_Description of the task_
Repeat all entries exactly.

_Listed records_
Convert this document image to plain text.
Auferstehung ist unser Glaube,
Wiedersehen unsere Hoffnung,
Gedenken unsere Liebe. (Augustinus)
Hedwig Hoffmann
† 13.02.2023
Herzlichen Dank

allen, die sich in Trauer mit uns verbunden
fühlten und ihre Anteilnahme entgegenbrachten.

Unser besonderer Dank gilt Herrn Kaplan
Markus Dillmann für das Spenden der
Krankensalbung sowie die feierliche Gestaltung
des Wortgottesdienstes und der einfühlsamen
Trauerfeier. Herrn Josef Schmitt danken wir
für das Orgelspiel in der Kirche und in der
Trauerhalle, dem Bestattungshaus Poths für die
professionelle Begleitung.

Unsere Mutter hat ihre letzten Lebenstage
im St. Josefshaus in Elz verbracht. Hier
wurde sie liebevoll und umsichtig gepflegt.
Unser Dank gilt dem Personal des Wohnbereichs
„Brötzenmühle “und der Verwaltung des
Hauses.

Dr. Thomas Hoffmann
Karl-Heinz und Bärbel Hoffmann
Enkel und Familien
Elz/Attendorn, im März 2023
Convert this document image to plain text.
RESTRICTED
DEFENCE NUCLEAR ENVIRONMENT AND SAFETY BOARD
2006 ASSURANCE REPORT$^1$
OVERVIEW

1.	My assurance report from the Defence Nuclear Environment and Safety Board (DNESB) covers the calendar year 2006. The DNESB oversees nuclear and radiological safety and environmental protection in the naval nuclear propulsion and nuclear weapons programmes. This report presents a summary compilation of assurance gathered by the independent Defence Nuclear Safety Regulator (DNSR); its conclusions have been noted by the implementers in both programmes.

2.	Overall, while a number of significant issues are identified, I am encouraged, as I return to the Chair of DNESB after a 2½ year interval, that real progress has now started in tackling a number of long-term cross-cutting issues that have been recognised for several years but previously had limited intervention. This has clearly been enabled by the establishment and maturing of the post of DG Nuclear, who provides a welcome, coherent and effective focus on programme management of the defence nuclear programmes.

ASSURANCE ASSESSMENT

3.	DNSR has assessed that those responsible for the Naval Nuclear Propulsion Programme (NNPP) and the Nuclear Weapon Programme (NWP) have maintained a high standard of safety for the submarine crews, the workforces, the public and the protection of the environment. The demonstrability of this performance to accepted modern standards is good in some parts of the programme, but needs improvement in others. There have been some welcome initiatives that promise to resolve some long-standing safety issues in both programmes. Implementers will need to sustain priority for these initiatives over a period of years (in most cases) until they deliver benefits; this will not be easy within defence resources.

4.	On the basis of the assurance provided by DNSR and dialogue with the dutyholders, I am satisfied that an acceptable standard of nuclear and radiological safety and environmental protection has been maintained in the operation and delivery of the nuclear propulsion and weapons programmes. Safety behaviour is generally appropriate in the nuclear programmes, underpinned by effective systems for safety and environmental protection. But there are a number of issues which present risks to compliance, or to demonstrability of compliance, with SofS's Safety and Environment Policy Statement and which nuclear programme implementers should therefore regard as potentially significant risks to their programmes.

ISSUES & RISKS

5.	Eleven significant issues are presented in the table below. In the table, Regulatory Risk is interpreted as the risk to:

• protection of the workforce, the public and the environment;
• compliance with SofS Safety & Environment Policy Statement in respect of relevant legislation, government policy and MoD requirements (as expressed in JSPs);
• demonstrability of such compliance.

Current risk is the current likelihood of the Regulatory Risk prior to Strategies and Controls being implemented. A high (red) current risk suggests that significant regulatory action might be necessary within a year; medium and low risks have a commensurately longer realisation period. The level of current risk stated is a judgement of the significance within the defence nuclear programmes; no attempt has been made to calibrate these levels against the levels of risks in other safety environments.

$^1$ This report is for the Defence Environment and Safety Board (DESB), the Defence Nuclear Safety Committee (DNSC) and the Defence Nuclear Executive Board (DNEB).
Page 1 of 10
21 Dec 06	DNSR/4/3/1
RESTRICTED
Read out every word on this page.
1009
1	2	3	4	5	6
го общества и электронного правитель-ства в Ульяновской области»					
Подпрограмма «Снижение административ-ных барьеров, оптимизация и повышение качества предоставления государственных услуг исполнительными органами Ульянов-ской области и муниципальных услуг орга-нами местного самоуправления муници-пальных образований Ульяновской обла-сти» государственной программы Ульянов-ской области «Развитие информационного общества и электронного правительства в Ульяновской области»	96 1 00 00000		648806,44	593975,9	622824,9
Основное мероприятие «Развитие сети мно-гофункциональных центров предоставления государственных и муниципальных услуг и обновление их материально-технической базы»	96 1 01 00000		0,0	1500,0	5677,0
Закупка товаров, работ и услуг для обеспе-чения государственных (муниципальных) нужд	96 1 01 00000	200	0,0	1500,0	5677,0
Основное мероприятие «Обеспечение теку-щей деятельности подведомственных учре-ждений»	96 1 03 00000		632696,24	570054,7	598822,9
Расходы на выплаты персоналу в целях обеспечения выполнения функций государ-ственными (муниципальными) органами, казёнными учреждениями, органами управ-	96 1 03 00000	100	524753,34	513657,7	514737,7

_Response to the exercise_
Convert this document image to plain text.
Auferstehung ist unser Glaube,
Wiedersehen unsere Hoffnung,
Gedenken unsere Liebe. (Augustinus)
Hedwig Hoffmann
† 13.02.2023
Herzlichen Dank

allen, die sich in Trauer mit uns verbunden
fühlten und ihre Anteilnahme entgegenbrachten.

Unser besonderer Dank gilt Herrn Kaplan
Markus Dillmann für das Spenden der
Krankensalbung sowie die feierliche Gestaltung
des Wortgottesdienstes und der einfühlsamen
Trauerfeier. Herrn Josef Schmitt danken wir
für das Orgelspiel in der Kirche und in der
Trauerhalle, dem Bestattungshaus Poths für die
professionelle Begleitung.

Unsere Mutter hat ihre letzten Lebenstage
im St. Josefshaus in Elz verbracht. Hier
wurde sie liebevoll und umsichtig gepflegt.
Unser Dank gilt dem Personal des Wohnbereichs
„Brötzenmühle “und der Verwaltung des
Hauses.

Dr. Thomas Hoffmann
Karl-Heinz und Bärbel Hoffmann
Enkel und Familien
Elz/Attendorn, im März 2023
Convert this document image to plain text.
RESTRICTED
DEFENCE NUCLEAR ENVIRONMENT AND SAFETY BOARD
2006 ASSURANCE REPORT$^1$
OVERVIEW

1.	My assurance report from the Defence Nuclear Environment and Safety Board (DNESB) covers the calendar year 2006. The DNESB oversees nuclear and radiological safety and environmental protection in the naval nuclear propulsion and nuclear weapons programmes. This report presents a summary compilation of assurance gathered by the independent Defence Nuclear Safety Regulator (DNSR); its conclusions have been noted by the implementers in both programmes.

2.	Overall, while a number of significant issues are identified, I am encouraged, as I return to the Chair of DNESB after a 2½ year interval, that real progress has now started in tackling a number of long-term cross-cutting issues that have been recognised for several years but previously had limited intervention. This has clearly been enabled by the establishment and maturing of the post of DG Nuclear, who provides a welcome, coherent and effective focus on programme management of the defence nuclear programmes.

ASSURANCE ASSESSMENT

3.	DNSR has assessed that those responsible for the Naval Nuclear Propulsion Programme (NNPP) and the Nuclear Weapon Programme (NWP) have maintained a high standard of safety for the submarine crews, the workforces, the public and the protection of the environment. The demonstrability of this performance to accepted modern standards is good in some parts of the programme, but needs improvement in others. There have been some welcome initiatives that promise to resolve some long-standing safety issues in both programmes. Implementers will need to sustain priority for these initiatives over a period of years (in most cases) until they deliver benefits; this will not be easy within defence resources.

4.	On the basis of the assurance provided by DNSR and dialogue with the dutyholders, I am satisfied that an acceptable standard of nuclear and radiological safety and environmental protection has been maintained in the operation and delivery of the nuclear propulsion and weapons programmes. Safety behaviour is generally appropriate in the nuclear programmes, underpinned by effective systems for safety and environmental protection. But there are a number of issues which present risks to compliance, or to demonstrability of compliance, with SofS's Safety and Environment Policy Statement and which nuclear programme implementers should therefore regard as potentially significant risks to their programmes.

ISSUES & RISKS

5.	Eleven significant issues are presented in the table below. In the table, Regulatory Risk is interpreted as the risk to:

• protection of the workforce, the public and the environment;
• compliance with SofS Safety & Environment Policy Statement in respect of relevant legislation, government policy and MoD requirements (as expressed in JSPs);
• demonstrability of such compliance.

Current risk is the current likelihood of the Regulatory Risk prior to Strategies and Controls being implemented. A high (red) current risk suggests that significant regulatory action might be necessary within a year; medium and low risks have a commensurately longer realisation period. The level of current risk stated is a judgement of the significance within the defence nuclear programmes; no attempt has been made to calibrate these levels against the levels of risks in other safety environments.

$^1$ This report is for the Defence Environment and Safety Board (DESB), the Defence Nuclear Safety Committee (DNSC) and the Defence Nuclear Executive Board (DNEB).
Page 1 of 10
21 Dec 06	DNSR/4/3/1
RESTRICTED
Read out every word on this page.
1009
1	2	3	4	5	6
го общества и электронного правитель-ства в Ульяновской области»					
Подпрограмма «Снижение административ-ных барьеров, оптимизация и повышение качества предоставления государственных услуг исполнительными органами Ульянов-ской области и муниципальных услуг орга-нами местного самоуправления муници-пальных образований Ульяновской обла-сти» государственной программы Ульянов-ской области «Развитие информационного общества и электронного правительства в Ульяновской области»	96 1 00 00000		648806,44	593975,9	622824,9
Основное мероприятие «Развитие сети мно-гофункциональных центров предоставления государственных и муниципальных услуг и обновление их материально-технической базы»	96 1 01 00000		0,0	1500,0	5677,0
Закупка товаров, работ и услуг для обеспе-чения государственных (муниципальных) нужд	96 1 01 00000	200	0,0	1500,0	5677,0
Основное мероприятие «Обеспечение теку-щей деятельности подведомственных учре-ждений»	96 1 03 00000		632696,24	570054,7	598822,9
Расходы на выплаты персоналу в целях обеспечения выполнения функций государ-ственными (муниципальными) органами, казёнными учреждениями, органами управ-	96 1 03 00000	100	524753,34	513657,7	514737,7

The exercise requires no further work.